PROBLEM TO SOLVE
Output every line below exactly.

MATERIAL FOR THE TASK
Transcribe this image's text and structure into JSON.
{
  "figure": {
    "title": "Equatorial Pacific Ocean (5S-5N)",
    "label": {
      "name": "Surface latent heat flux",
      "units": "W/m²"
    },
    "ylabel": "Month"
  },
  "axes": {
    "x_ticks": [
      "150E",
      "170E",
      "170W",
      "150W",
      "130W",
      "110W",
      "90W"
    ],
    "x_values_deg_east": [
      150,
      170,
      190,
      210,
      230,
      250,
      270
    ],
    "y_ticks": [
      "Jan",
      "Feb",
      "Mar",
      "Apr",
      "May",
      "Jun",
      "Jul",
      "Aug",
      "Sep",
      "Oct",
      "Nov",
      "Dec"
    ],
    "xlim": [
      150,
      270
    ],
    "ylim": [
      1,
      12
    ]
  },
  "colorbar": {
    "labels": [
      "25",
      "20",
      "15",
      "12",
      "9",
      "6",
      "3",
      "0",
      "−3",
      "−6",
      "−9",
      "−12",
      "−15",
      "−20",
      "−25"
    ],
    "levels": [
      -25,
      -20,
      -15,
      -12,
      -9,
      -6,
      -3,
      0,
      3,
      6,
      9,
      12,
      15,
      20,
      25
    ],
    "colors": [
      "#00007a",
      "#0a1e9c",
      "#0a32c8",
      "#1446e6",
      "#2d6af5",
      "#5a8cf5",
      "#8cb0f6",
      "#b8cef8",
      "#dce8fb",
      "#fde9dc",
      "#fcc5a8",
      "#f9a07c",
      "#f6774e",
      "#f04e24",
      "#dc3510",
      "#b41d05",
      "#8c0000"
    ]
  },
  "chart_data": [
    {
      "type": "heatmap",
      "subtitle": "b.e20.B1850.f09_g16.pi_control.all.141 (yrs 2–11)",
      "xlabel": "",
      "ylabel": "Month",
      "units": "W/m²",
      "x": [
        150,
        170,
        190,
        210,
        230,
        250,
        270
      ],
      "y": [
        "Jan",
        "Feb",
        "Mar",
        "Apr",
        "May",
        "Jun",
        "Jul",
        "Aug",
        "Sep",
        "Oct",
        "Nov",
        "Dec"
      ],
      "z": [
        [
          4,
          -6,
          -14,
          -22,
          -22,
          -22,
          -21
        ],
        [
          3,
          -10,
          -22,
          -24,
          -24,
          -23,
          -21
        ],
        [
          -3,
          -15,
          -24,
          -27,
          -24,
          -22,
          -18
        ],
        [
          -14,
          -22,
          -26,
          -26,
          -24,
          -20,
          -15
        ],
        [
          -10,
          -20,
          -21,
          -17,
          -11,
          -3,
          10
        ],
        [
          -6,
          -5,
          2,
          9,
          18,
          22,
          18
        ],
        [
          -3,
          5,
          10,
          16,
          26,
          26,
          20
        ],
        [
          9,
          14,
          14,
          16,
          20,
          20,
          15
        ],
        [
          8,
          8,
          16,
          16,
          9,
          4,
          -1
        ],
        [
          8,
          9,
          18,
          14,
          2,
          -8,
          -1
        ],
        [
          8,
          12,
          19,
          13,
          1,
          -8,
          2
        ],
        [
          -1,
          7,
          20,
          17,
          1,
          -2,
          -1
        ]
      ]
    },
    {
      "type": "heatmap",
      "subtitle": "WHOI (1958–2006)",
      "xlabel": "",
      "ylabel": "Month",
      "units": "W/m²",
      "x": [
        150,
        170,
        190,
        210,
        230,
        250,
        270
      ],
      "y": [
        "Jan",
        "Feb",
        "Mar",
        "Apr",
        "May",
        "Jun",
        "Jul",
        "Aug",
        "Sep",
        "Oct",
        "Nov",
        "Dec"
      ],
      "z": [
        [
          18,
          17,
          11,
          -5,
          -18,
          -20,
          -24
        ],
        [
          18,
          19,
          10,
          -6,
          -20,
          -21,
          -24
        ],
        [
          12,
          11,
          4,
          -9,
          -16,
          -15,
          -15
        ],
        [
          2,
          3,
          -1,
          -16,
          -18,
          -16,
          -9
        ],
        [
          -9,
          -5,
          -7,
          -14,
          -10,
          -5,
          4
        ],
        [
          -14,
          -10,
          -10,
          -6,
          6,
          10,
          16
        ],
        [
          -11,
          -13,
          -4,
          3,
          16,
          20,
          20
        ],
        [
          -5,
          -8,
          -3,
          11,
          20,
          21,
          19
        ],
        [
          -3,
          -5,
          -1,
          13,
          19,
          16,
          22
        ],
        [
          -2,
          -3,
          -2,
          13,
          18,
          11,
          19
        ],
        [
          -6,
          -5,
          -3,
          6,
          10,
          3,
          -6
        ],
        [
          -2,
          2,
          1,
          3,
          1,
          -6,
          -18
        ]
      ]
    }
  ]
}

SOLUTION TO THIS PROBLEM
Transcribe this image's text and structure into JSON.
{
  "figure": {
    "title": "Equatorial Pacific Ocean (5S-5N)",
    "label": {
      "name": "Surface latent heat flux",
      "units": "W/m²"
    },
    "ylabel": "Month"
  },
  "axes": {
    "x_ticks": [
      "150E",
      "170E",
      "170W",
      "150W",
      "130W",
      "110W",
      "90W"
    ],
    "x_values_deg_east": [
      150,
      170,
      190,
      210,
      230,
      250,
      270
    ],
    "y_ticks": [
      "Jan",
      "Feb",
      "Mar",
      "Apr",
      "May",
      "Jun",
      "Jul",
      "Aug",
      "Sep",
      "Oct",
      "Nov",
      "Dec"
    ],
    "xlim": [
      150,
      270
    ],
    "ylim": [
      1,
      12
    ]
  },
  "colorbar": {
    "labels": [
      "25",
      "20",
      "15",
      "12",
      "9",
      "6",
      "3",
      "0",
      "−3",
      "−6",
      "−9",
      "−12",
      "−15",
      "−20",
      "−25"
    ],
    "levels": [
      -25,
      -20,
      -15,
      -12,
      -9,
      -6,
      -3,
      0,
      3,
      6,
      9,
      12,
      15,
      20,
      25
    ],
    "colors": [
      "#00007a",
      "#0a1e9c",
      "#0a32c8",
      "#1446e6",
      "#2d6af5",
      "#5a8cf5",
      "#8cb0f6",
      "#b8cef8",
      "#dce8fb",
      "#fde9dc",
      "#fcc5a8",
      "#f9a07c",
      "#f6774e",
      "#f04e24",
      "#dc3510",
      "#b41d05",
      "#8c0000"
    ]
  },
  "chart_data": [
    {
      "type": "heatmap",
      "subtitle": "b.e20.B1850.f09_g16.pi_control.all.141 (yrs 2–11)",
      "xlabel": "",
      "ylabel": "Month",
      "units": "W/m²",
      "x": [
        150,
        170,
        190,
        210,
        230,
        250,
        270
      ],
      "y": [
        "Jan",
        "Feb",
        "Mar",
        "Apr",
        "May",
        "Jun",
        "Jul",
        "Aug",
        "Sep",
        "Oct",
        "Nov",
        "Dec"
      ],
      "z": [
        [
          4,
          -6,
          -14,
          -22,
          -22,
          -22,
          -21
        ],
        [
          3,
          -10,
          -22,
          -24,
          -24,
          -23,
          -21
        ],
        [
          -3,
          -15,
          -24,
          -27,
          -24,
          -22,
          -18
        ],
        [
          -14,
          -22,
          -26,
          -26,
          -24,
          -20,
          -15
        ],
        [
          -10,
          -20,
          -21,
          -17,
          -11,
          -3,
          10
        ],
        [
          -6,
          -5,
          2,
          9,
          18,
          22,
          18
        ],
        [
          -3,
          5,
          10,
          16,
          26,
          26,
          20
        ],
        [
          9,
          14,
          14,
          16,
          20,
          20,
          15
        ],
        [
          8,
          8,
          16,
          16,
          9,
          4,
          -1
        ],
        [
          8,
          9,
          18,
          14,
          2,
          -8,
          -1
        ],
        [
          8,
          12,
          19,
          13,
          1,
          -8,
          2
        ],
        [
          -1,
          7,
          20,
          17,
          1,
          -2,
          -1
        ]
      ]
    },
    {
      "type": "heatmap",
      "subtitle": "WHOI (1958–2006)",
      "xlabel": "",
      "ylabel": "Month",
      "units": "W/m²",
      "x": [
        150,
        170,
        190,
        210,
        230,
        250,
        270
      ],
      "y": [
        "Jan",
        "Feb",
        "Mar",
        "Apr",
        "May",
        "Jun",
        "Jul",
        "Aug",
        "Sep",
        "Oct",
        "Nov",
        "Dec"
      ],
      "z": [
        [
          18,
          17,
          11,
          -5,
          -18,
          -20,
          -24
        ],
        [
          18,
          19,
          10,
          -6,
          -20,
          -21,
          -24
        ],
        [
          12,
          11,
          4,
          -9,
          -16,
          -15,
          -15
        ],
        [
          2,
          3,
          -1,
          -16,
          -18,
          -16,
          -9
        ],
        [
          -9,
          -5,
          -7,
          -14,
          -10,
          -5,
          4
        ],
        [
          -14,
          -10,
          -10,
          -6,
          6,
          10,
          16
        ],
        [
          -11,
          -13,
          -4,
          3,
          16,
          20,
          20
        ],
        [
          -5,
          -8,
          -3,
          11,
          20,
          21,
          19
        ],
        [
          -3,
          -5,
          -1,
          13,
          19,
          16,
          22
        ],
        [
          -2,
          -3,
          -2,
          13,
          18,
          11,
          19
        ],
        [
          -6,
          -5,
          -3,
          6,
          10,
          3,
          -6
        ],
        [
          -2,
          2,
          1,
          3,
          1,
          -6,
          -18
        ]
      ]
    }
  ]
}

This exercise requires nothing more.